• [Problem description] Say how many lines in the data below contain the word "placeholder", and give no other text.

----- Record excerpts -----

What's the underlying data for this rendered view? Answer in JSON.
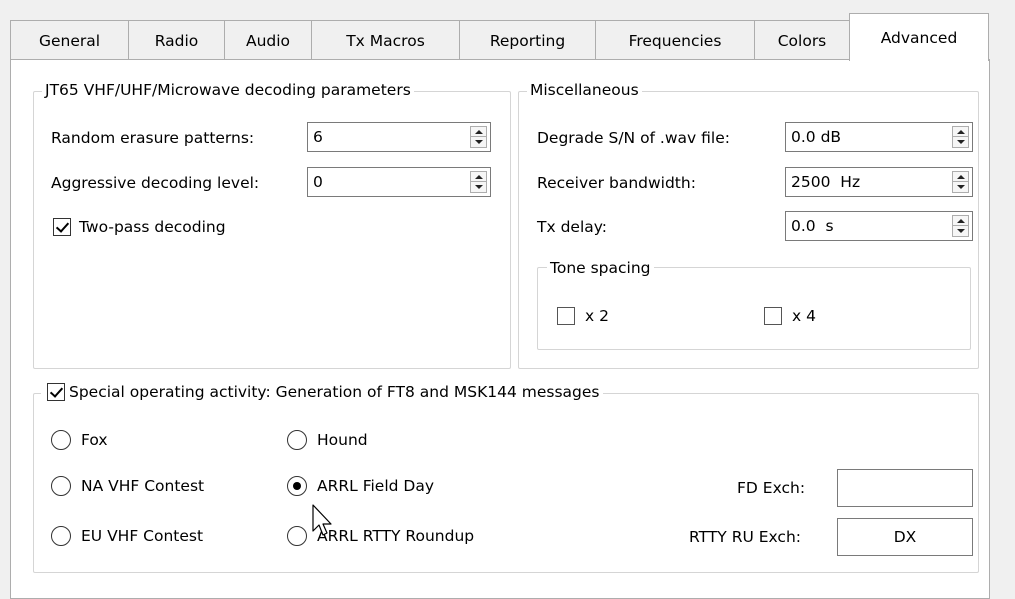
{
  "tabs": [
    "General",
    "Radio",
    "Audio",
    "Tx Macros",
    "Reporting",
    "Frequencies",
    "Colors",
    "Advanced"
  ],
  "active_tab": "Advanced",
  "jt65_group": {
    "title": "JT65 VHF/UHF/Microwave decoding parameters",
    "random_erasure": {
      "label": "Random erasure patterns:",
      "value": "6"
    },
    "aggressive_level": {
      "label": "Aggressive decoding level:",
      "value": "0"
    },
    "two_pass": {
      "label": "Two-pass decoding",
      "checked": true
    }
  },
  "misc_group": {
    "title": "Miscellaneous",
    "degrade": {
      "label": "Degrade S/N of .wav file:",
      "value": "0.0 dB"
    },
    "bandwidth": {
      "label": "Receiver bandwidth:",
      "value": "2500  Hz"
    },
    "tx_delay": {
      "label": "Tx delay:",
      "value": "0.0  s"
    },
    "tone_spacing": {
      "title": "Tone spacing",
      "x2": {
        "label": "x 2",
        "checked": false
      },
      "x4": {
        "label": "x 4",
        "checked": false
      }
    }
  },
  "special_group": {
    "title": "Special operating activity:  Generation of FT8 and MSK144 messages",
    "checked": true,
    "options": {
      "fox": "Fox",
      "hound": "Hound",
      "na_vhf": "NA VHF Contest",
      "arrl_fd": "ARRL Field Day",
      "eu_vhf": "EU VHF Contest",
      "arrl_rtty": "ARRL RTTY Roundup"
    },
    "selected": "ARRL Field Day",
    "fd_exch": {
      "label": "FD Exch:",
      "value": ""
    },
    "rtty_ru_exch": {
      "label": "RTTY RU Exch:",
      "value": "DX"
    }
  },
  "icons": {
    "spin": "spin-up-down-icon",
    "cursor": "mouse-pointer-icon"
  }
}
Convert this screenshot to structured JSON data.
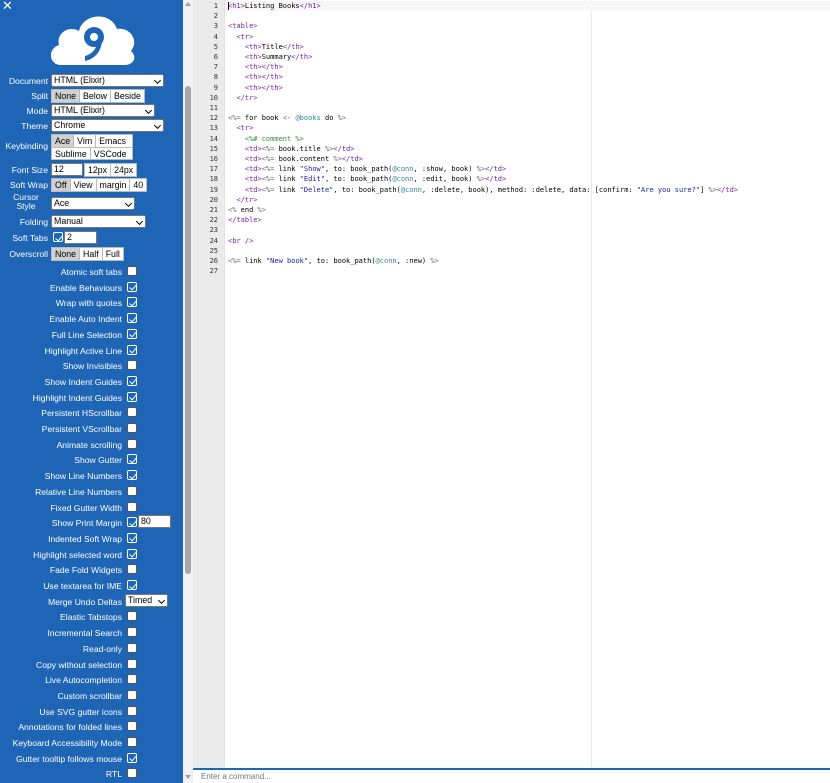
{
  "window": {
    "close_glyph": "✕"
  },
  "sidebar": {
    "logo_icon": "cloud9-logo",
    "document": {
      "label": "Document",
      "value": "HTML (Elixir)"
    },
    "split": {
      "label": "Split",
      "options": [
        "None",
        "Below",
        "Beside"
      ],
      "selected": "None"
    },
    "mode": {
      "label": "Mode",
      "value": "HTML (Elixir)"
    },
    "theme": {
      "label": "Theme",
      "value": "Chrome"
    },
    "keybinding": {
      "label": "Keybinding",
      "options": [
        "Ace",
        "Vim",
        "Emacs",
        "Sublime",
        "VSCode"
      ],
      "selected": "Ace"
    },
    "font_size": {
      "label": "Font Size",
      "value": "12",
      "options": [
        "12px",
        "24px"
      ]
    },
    "soft_wrap": {
      "label": "Soft Wrap",
      "options": [
        "Off",
        "View",
        "margin",
        "40"
      ],
      "selected": "Off"
    },
    "cursor_style": {
      "label": "Cursor Style",
      "value": "Ace"
    },
    "folding": {
      "label": "Folding",
      "value": "Manual"
    },
    "soft_tabs": {
      "label": "Soft Tabs",
      "checked": true,
      "value": "2"
    },
    "overscroll": {
      "label": "Overscroll",
      "options": [
        "None",
        "Half",
        "Full"
      ],
      "selected": "None"
    },
    "checkboxes": [
      {
        "label": "Atomic soft tabs",
        "checked": false
      },
      {
        "label": "Enable Behaviours",
        "checked": true
      },
      {
        "label": "Wrap with quotes",
        "checked": true
      },
      {
        "label": "Enable Auto Indent",
        "checked": true
      },
      {
        "label": "Full Line Selection",
        "checked": true
      },
      {
        "label": "Highlight Active Line",
        "checked": true
      },
      {
        "label": "Show Invisibles",
        "checked": false
      },
      {
        "label": "Show Indent Guides",
        "checked": true
      },
      {
        "label": "Highlight Indent Guides",
        "checked": true
      },
      {
        "label": "Persistent HScrollbar",
        "checked": false
      },
      {
        "label": "Persistent VScrollbar",
        "checked": false
      },
      {
        "label": "Animate scrolling",
        "checked": false
      },
      {
        "label": "Show Gutter",
        "checked": true
      },
      {
        "label": "Show Line Numbers",
        "checked": true
      },
      {
        "label": "Relative Line Numbers",
        "checked": false
      },
      {
        "label": "Fixed Gutter Width",
        "checked": false
      },
      {
        "label": "Show Print Margin",
        "checked": true,
        "value": "80"
      },
      {
        "label": "Indented Soft Wrap",
        "checked": true
      },
      {
        "label": "Highlight selected word",
        "checked": true
      },
      {
        "label": "Fade Fold Widgets",
        "checked": false
      },
      {
        "label": "Use textarea for IME",
        "checked": true
      },
      {
        "label": "Merge Undo Deltas",
        "select": "Timed"
      },
      {
        "label": "Elastic Tabstops",
        "checked": false
      },
      {
        "label": "Incremental Search",
        "checked": false
      },
      {
        "label": "Read-only",
        "checked": false
      },
      {
        "label": "Copy without selection",
        "checked": false
      },
      {
        "label": "Live Autocompletion",
        "checked": false
      },
      {
        "label": "Custom scrollbar",
        "checked": false
      },
      {
        "label": "Use SVG gutter icons",
        "checked": false
      },
      {
        "label": "Annotations for folded lines",
        "checked": false
      },
      {
        "label": "Keyboard Accessibility Mode",
        "checked": false
      },
      {
        "label": "Gutter tooltip follows mouse",
        "checked": true
      },
      {
        "label": "RTL",
        "checked": false
      }
    ]
  },
  "editor": {
    "lines": [
      "<h1>Listing Books</h1>",
      "",
      "<table>",
      "  <tr>",
      "    <th>Title</th>",
      "    <th>Summary</th>",
      "    <th></th>",
      "    <th></th>",
      "    <th></th>",
      "  </tr>",
      "",
      "<%= for book <- @books do %>",
      "  <tr>",
      "    <%# comment %>",
      "    <td><%= book.title %></td>",
      "    <td><%= book.content %></td>",
      "    <td><%= link \"Show\", to: book_path(@conn, :show, book) %></td>",
      "    <td><%= link \"Edit\", to: book_path(@conn, :edit, book) %></td>",
      "    <td><%= link \"Delete\", to: book_path(@conn, :delete, book), method: :delete, data: [confirm: \"Are you sure?\"] %></td>",
      "  </tr>",
      "<% end %>",
      "</table>",
      "",
      "<br />",
      "",
      "<%= link \"New book\", to: book_path(@conn, :new) %>",
      ""
    ]
  },
  "command_bar": {
    "placeholder": "Enter a command..."
  }
}
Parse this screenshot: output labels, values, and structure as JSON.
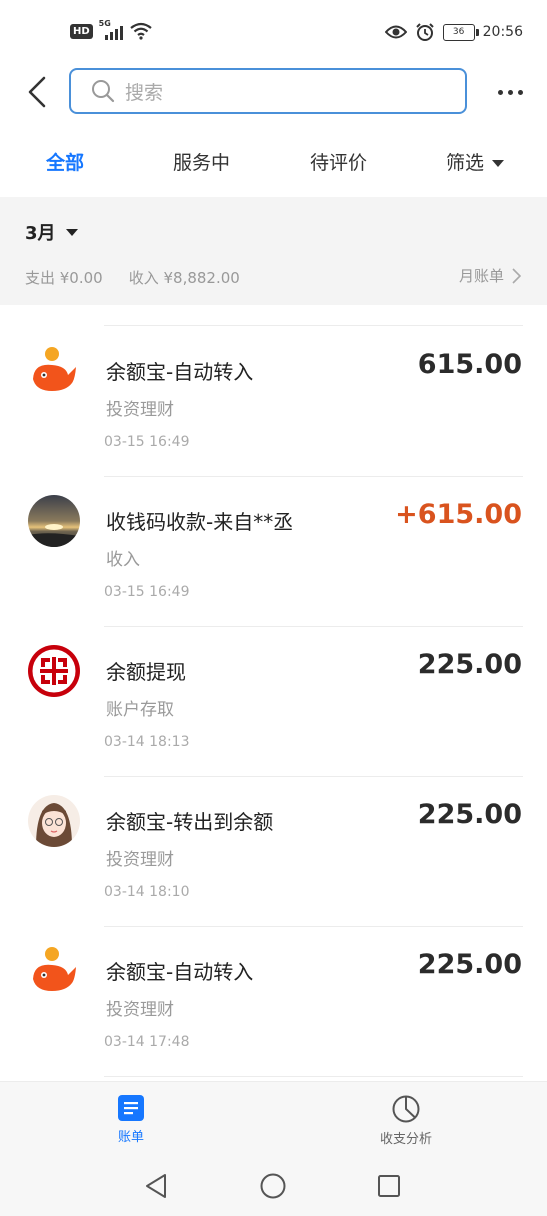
{
  "status_bar": {
    "hd_label": "HD",
    "network_label": "5G",
    "battery_level": "36",
    "time": "20:56"
  },
  "search": {
    "placeholder": "搜索"
  },
  "tabs": [
    {
      "label": "全部",
      "active": true
    },
    {
      "label": "服务中",
      "active": false
    },
    {
      "label": "待评价",
      "active": false
    },
    {
      "label": "筛选",
      "active": false
    }
  ],
  "month_section": {
    "month": "3月",
    "expense": "支出 ¥0.00",
    "income": "收入 ¥8,882.00",
    "monthly_bill_link": "月账单"
  },
  "transactions": [
    {
      "title": "余额宝-自动转入",
      "category": "投资理财",
      "time": "03-15  16:49",
      "amount": "615.00",
      "icon": "yuebao-icon",
      "is_income": false
    },
    {
      "title": "收钱码收款-来自**丞",
      "category": "收入",
      "time": "03-15  16:49",
      "amount": "+615.00",
      "icon": "sunset-avatar",
      "is_income": true
    },
    {
      "title": "余额提现",
      "category": "账户存取",
      "time": "03-14  18:13",
      "amount": "225.00",
      "icon": "icbc-logo-icon",
      "is_income": false
    },
    {
      "title": "余额宝-转出到余额",
      "category": "投资理财",
      "time": "03-14  18:10",
      "amount": "225.00",
      "icon": "girl-avatar",
      "is_income": false
    },
    {
      "title": "余额宝-自动转入",
      "category": "投资理财",
      "time": "03-14  17:48",
      "amount": "225.00",
      "icon": "yuebao-icon",
      "is_income": false
    }
  ],
  "bottom_tabs": [
    {
      "label": "账单",
      "icon": "bill-icon",
      "active": true
    },
    {
      "label": "收支分析",
      "icon": "pie-chart-icon",
      "active": false
    }
  ],
  "colors": {
    "accent": "#1677ff",
    "income": "#d9531e",
    "yuebao_orange": "#f2541b",
    "icbc_red": "#c7000b"
  }
}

-----

• [Reply to the exercise] 2